-- WORK TO COMPLETE --
Leaving out the pictures, please retype each record exactly.

◇ ◇ ◇ ◇ ◇

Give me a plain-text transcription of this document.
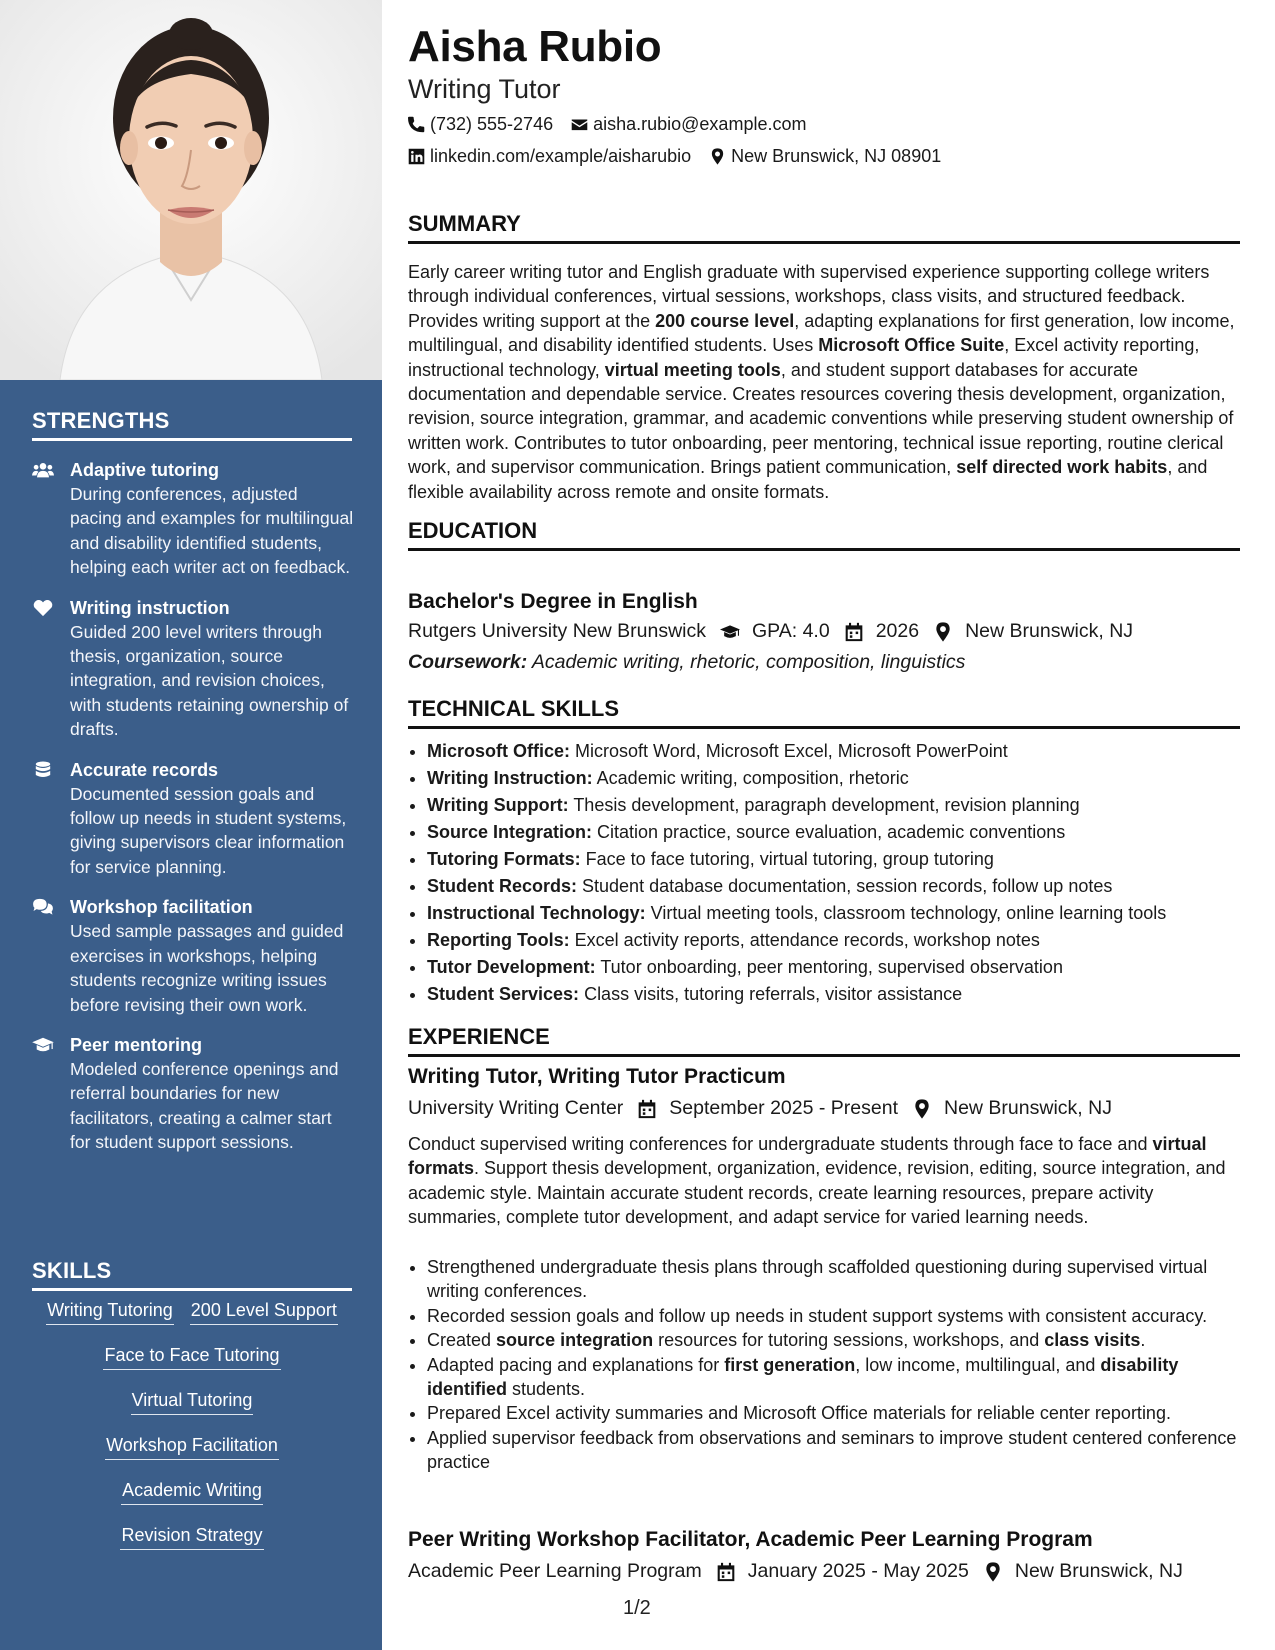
STRENGTHS
Adaptive tutoring
During conferences, adjusted pacing and examples for multilingual and disability identified students, helping each writer act on feedback.
Writing instruction
Guided 200 level writers through thesis, organization, source integration, and revision choices, with students retaining ownership of drafts.
Accurate records
Documented session goals and follow up needs in student systems, giving supervisors clear information for service planning.
Workshop facilitation
Used sample passages and guided exercises in workshops, helping students recognize writing issues before revising their own work.
Peer mentoring
Modeled conference openings and referral boundaries for new facilitators, creating a calmer start for student support sessions.
SKILLS
Writing Tutoring 200 Level Support
Face to Face Tutoring
Virtual Tutoring
Workshop Facilitation
Academic Writing
Revision Strategy
Aisha Rubio
Writing Tutor
(732) 555-2746 aisha.rubio@example.com
linkedin.com/example/aisharubio New Brunswick, NJ 08901
SUMMARY
Early career writing tutor and English graduate with supervised experience supporting college writers through individual conferences, virtual sessions, workshops, class visits, and structured feedback. Provides writing support at the 200 course level, adapting explanations for first generation, low income, multilingual, and disability identified students. Uses Microsoft Office Suite, Excel activity reporting, instructional technology, virtual meeting tools, and student support databases for accurate documentation and dependable service. Creates resources covering thesis development, organization, revision, source integration, grammar, and academic conventions while preserving student ownership of written work. Contributes to tutor onboarding, peer mentoring, technical issue reporting, routine clerical work, and supervisor communication. Brings patient communication, self directed work habits, and flexible availability across remote and onsite formats.
EDUCATION
Bachelor's Degree in English
Rutgers University New Brunswick GPA: 4.0 2026 New Brunswick, NJ
Coursework: Academic writing, rhetoric, composition, linguistics
TECHNICAL SKILLS
• Microsoft Office: Microsoft Word, Microsoft Excel, Microsoft PowerPoint
• Writing Instruction: Academic writing, composition, rhetoric
• Writing Support: Thesis development, paragraph development, revision planning
• Source Integration: Citation practice, source evaluation, academic conventions
• Tutoring Formats: Face to face tutoring, virtual tutoring, group tutoring
• Student Records: Student database documentation, session records, follow up notes
• Instructional Technology: Virtual meeting tools, classroom technology, online learning tools
• Reporting Tools: Excel activity reports, attendance records, workshop notes
• Tutor Development: Tutor onboarding, peer mentoring, supervised observation
• Student Services: Class visits, tutoring referrals, visitor assistance
EXPERIENCE
Writing Tutor, Writing Tutor Practicum
University Writing Center September 2025 - Present New Brunswick, NJ
Conduct supervised writing conferences for undergraduate students through face to face and virtual formats. Support thesis development, organization, evidence, revision, editing, source integration, and academic style. Maintain accurate student records, create learning resources, prepare activity summaries, complete tutor development, and adapt service for varied learning needs.
• Strengthened undergraduate thesis plans through scaffolded questioning during supervised virtual writing conferences.
• Recorded session goals and follow up needs in student support systems with consistent accuracy.
• Created source integration resources for tutoring sessions, workshops, and class visits.
• Adapted pacing and explanations for first generation, low income, multilingual, and disability identified students.
• Prepared Excel activity summaries and Microsoft Office materials for reliable center reporting.
• Applied supervisor feedback from observations and seminars to improve student centered conference practice
Peer Writing Workshop Facilitator, Academic Peer Learning Program
Academic Peer Learning Program January 2025 - May 2025 New Brunswick, NJ
1/2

◇ ◇ ◇ ◇ ◇

-- EXERCISE RESPONSE --
Give me a plain-text transcription of this document.
STRENGTHS
Adaptive tutoring
During conferences, adjusted pacing and examples for multilingual and disability identified students, helping each writer act on feedback.
Writing instruction
Guided 200 level writers through thesis, organization, source integration, and revision choices, with students retaining ownership of drafts.
Accurate records
Documented session goals and follow up needs in student systems, giving supervisors clear information for service planning.
Workshop facilitation
Used sample passages and guided exercises in workshops, helping students recognize writing issues before revising their own work.
Peer mentoring
Modeled conference openings and referral boundaries for new facilitators, creating a calmer start for student support sessions.
SKILLS
Writing Tutoring 200 Level Support
Face to Face Tutoring
Virtual Tutoring
Workshop Facilitation
Academic Writing
Revision Strategy
Aisha Rubio
Writing Tutor
(732) 555-2746 aisha.rubio@example.com
linkedin.com/example/aisharubio New Brunswick, NJ 08901
SUMMARY
Early career writing tutor and English graduate with supervised experience supporting college writers through individual conferences, virtual sessions, workshops, class visits, and structured feedback. Provides writing support at the 200 course level, adapting explanations for first generation, low income, multilingual, and disability identified students. Uses Microsoft Office Suite, Excel activity reporting, instructional technology, virtual meeting tools, and student support databases for accurate documentation and dependable service. Creates resources covering thesis development, organization, revision, source integration, grammar, and academic conventions while preserving student ownership of written work. Contributes to tutor onboarding, peer mentoring, technical issue reporting, routine clerical work, and supervisor communication. Brings patient communication, self directed work habits, and flexible availability across remote and onsite formats.
EDUCATION
Bachelor's Degree in English
Rutgers University New Brunswick GPA: 4.0 2026 New Brunswick, NJ
Coursework: Academic writing, rhetoric, composition, linguistics
TECHNICAL SKILLS
• Microsoft Office: Microsoft Word, Microsoft Excel, Microsoft PowerPoint
• Writing Instruction: Academic writing, composition, rhetoric
• Writing Support: Thesis development, paragraph development, revision planning
• Source Integration: Citation practice, source evaluation, academic conventions
• Tutoring Formats: Face to face tutoring, virtual tutoring, group tutoring
• Student Records: Student database documentation, session records, follow up notes
• Instructional Technology: Virtual meeting tools, classroom technology, online learning tools
• Reporting Tools: Excel activity reports, attendance records, workshop notes
• Tutor Development: Tutor onboarding, peer mentoring, supervised observation
• Student Services: Class visits, tutoring referrals, visitor assistance
EXPERIENCE
Writing Tutor, Writing Tutor Practicum
University Writing Center September 2025 - Present New Brunswick, NJ
Conduct supervised writing conferences for undergraduate students through face to face and virtual formats. Support thesis development, organization, evidence, revision, editing, source integration, and academic style. Maintain accurate student records, create learning resources, prepare activity summaries, complete tutor development, and adapt service for varied learning needs.
• Strengthened undergraduate thesis plans through scaffolded questioning during supervised virtual writing conferences.
• Recorded session goals and follow up needs in student support systems with consistent accuracy.
• Created source integration resources for tutoring sessions, workshops, and class visits.
• Adapted pacing and explanations for first generation, low income, multilingual, and disability identified students.
• Prepared Excel activity summaries and Microsoft Office materials for reliable center reporting.
• Applied supervisor feedback from observations and seminars to improve student centered conference practice
Peer Writing Workshop Facilitator, Academic Peer Learning Program
Academic Peer Learning Program January 2025 - May 2025 New Brunswick, NJ
1/2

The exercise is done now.